The problem —
Using the listing below, report all lines holding the word "voie".

Supplied material —

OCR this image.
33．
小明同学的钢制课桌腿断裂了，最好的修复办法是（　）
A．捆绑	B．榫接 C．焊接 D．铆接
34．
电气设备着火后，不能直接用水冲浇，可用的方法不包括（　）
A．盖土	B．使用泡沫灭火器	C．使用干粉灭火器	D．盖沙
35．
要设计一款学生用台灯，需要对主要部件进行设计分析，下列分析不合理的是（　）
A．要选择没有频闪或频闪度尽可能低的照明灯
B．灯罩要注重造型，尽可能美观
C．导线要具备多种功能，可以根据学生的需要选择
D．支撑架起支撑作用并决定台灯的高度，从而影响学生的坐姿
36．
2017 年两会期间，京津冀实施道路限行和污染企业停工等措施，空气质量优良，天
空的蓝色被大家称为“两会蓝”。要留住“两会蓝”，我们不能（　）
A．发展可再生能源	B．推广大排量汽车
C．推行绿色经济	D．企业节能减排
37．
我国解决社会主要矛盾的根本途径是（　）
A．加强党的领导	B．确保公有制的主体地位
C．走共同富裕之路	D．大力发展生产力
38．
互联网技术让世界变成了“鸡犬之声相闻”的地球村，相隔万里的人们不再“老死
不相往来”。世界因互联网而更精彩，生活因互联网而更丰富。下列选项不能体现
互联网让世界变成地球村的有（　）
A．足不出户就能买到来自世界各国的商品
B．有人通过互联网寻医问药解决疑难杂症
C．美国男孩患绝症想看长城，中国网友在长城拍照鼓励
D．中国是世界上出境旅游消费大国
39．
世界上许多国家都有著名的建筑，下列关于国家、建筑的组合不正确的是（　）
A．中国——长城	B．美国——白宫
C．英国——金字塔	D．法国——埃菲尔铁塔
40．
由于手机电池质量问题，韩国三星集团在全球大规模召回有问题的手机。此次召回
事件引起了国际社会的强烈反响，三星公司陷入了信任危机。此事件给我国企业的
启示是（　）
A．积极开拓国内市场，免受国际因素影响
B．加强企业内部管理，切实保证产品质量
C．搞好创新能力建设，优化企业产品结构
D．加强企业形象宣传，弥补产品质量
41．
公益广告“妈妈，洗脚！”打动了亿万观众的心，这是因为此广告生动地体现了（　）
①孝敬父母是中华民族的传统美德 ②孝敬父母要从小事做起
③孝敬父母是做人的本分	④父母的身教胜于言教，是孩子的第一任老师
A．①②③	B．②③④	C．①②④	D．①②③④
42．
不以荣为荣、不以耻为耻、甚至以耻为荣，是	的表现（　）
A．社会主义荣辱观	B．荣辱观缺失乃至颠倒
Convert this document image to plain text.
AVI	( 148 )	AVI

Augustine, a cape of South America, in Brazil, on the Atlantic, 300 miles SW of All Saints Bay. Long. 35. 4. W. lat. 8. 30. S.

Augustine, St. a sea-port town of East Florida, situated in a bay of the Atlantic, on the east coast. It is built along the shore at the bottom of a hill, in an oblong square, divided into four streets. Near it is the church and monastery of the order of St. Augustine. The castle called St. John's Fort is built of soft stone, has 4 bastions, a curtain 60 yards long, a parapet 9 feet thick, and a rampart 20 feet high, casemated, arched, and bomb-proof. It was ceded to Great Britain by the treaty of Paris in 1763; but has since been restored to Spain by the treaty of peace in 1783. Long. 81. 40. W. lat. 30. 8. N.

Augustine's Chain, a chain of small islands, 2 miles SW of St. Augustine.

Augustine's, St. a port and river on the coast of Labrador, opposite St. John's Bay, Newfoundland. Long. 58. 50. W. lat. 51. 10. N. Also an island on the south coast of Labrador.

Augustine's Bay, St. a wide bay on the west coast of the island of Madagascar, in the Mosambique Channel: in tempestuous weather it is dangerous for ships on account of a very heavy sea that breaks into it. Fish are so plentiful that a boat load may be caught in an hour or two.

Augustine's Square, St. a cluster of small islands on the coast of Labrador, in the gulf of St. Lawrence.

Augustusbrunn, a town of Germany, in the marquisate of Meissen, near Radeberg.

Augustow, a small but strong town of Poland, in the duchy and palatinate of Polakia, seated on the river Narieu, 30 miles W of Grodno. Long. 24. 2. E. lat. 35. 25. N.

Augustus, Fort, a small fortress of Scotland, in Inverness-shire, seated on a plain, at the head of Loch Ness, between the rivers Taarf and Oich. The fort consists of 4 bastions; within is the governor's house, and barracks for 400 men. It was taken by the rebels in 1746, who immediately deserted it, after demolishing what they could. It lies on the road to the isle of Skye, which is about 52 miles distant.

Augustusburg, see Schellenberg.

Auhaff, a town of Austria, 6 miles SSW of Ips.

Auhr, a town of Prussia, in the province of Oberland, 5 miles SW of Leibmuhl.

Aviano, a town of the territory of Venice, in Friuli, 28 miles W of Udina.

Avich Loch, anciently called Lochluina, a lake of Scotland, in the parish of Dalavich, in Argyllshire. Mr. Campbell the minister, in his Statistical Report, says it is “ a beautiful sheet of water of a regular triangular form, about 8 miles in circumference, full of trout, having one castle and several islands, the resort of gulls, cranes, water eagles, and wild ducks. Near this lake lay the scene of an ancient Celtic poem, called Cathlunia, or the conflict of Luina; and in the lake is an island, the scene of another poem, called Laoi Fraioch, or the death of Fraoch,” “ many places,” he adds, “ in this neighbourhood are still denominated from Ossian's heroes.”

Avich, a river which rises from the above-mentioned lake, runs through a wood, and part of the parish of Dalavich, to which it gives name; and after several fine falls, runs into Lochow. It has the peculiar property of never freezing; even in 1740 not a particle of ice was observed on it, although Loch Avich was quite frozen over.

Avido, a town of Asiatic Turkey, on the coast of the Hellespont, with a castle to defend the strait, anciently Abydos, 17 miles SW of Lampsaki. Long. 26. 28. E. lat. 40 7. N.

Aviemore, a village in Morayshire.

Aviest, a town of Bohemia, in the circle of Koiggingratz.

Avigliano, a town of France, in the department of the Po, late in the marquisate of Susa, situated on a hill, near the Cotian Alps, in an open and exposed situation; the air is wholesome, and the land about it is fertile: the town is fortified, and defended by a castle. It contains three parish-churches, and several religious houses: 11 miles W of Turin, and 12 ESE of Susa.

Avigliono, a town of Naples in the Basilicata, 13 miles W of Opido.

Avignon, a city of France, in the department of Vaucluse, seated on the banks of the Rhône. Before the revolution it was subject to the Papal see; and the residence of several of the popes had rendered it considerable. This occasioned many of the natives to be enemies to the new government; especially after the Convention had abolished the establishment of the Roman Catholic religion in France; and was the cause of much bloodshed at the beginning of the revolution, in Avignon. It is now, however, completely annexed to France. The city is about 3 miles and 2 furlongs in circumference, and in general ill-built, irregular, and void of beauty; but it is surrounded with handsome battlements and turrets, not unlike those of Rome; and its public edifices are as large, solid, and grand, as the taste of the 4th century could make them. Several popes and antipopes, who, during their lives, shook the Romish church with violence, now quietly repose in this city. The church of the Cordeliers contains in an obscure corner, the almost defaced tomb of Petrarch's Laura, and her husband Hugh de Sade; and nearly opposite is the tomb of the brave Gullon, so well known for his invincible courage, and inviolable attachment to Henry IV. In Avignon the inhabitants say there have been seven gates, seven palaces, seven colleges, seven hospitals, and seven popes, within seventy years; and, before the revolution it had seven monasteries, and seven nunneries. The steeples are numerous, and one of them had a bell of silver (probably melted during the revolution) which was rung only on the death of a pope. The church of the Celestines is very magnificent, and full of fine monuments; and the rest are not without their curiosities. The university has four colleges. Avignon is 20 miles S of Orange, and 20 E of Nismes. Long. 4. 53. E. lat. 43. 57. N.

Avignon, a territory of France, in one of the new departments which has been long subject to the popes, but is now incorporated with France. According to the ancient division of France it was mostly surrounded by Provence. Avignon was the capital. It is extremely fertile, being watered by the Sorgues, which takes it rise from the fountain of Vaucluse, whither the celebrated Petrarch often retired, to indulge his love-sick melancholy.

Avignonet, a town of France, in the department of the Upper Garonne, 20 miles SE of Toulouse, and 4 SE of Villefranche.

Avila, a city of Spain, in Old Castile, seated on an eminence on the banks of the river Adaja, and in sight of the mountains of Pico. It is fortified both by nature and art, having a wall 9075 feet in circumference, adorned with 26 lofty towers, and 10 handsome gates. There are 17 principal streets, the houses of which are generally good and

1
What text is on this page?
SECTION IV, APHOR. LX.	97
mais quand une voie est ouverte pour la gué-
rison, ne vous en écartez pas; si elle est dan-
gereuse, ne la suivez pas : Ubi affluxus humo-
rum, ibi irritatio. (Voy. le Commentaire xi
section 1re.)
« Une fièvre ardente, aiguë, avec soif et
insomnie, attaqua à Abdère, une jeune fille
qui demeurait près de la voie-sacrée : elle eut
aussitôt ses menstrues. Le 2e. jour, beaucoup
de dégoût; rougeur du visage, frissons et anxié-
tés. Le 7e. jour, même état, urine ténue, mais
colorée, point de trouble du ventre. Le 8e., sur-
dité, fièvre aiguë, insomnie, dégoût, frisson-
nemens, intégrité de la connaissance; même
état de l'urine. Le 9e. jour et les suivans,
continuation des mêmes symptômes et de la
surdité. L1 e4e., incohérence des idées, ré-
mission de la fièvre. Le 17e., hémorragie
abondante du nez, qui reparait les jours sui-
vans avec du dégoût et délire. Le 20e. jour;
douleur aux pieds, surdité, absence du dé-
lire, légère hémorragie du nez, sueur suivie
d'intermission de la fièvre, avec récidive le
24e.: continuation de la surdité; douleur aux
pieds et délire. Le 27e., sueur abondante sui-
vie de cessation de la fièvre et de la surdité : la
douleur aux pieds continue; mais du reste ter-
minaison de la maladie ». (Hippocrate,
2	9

Task response —
mais quand une voie est ouverte pour la gué-
qui demeurait près de la voie-sacrée : elle eut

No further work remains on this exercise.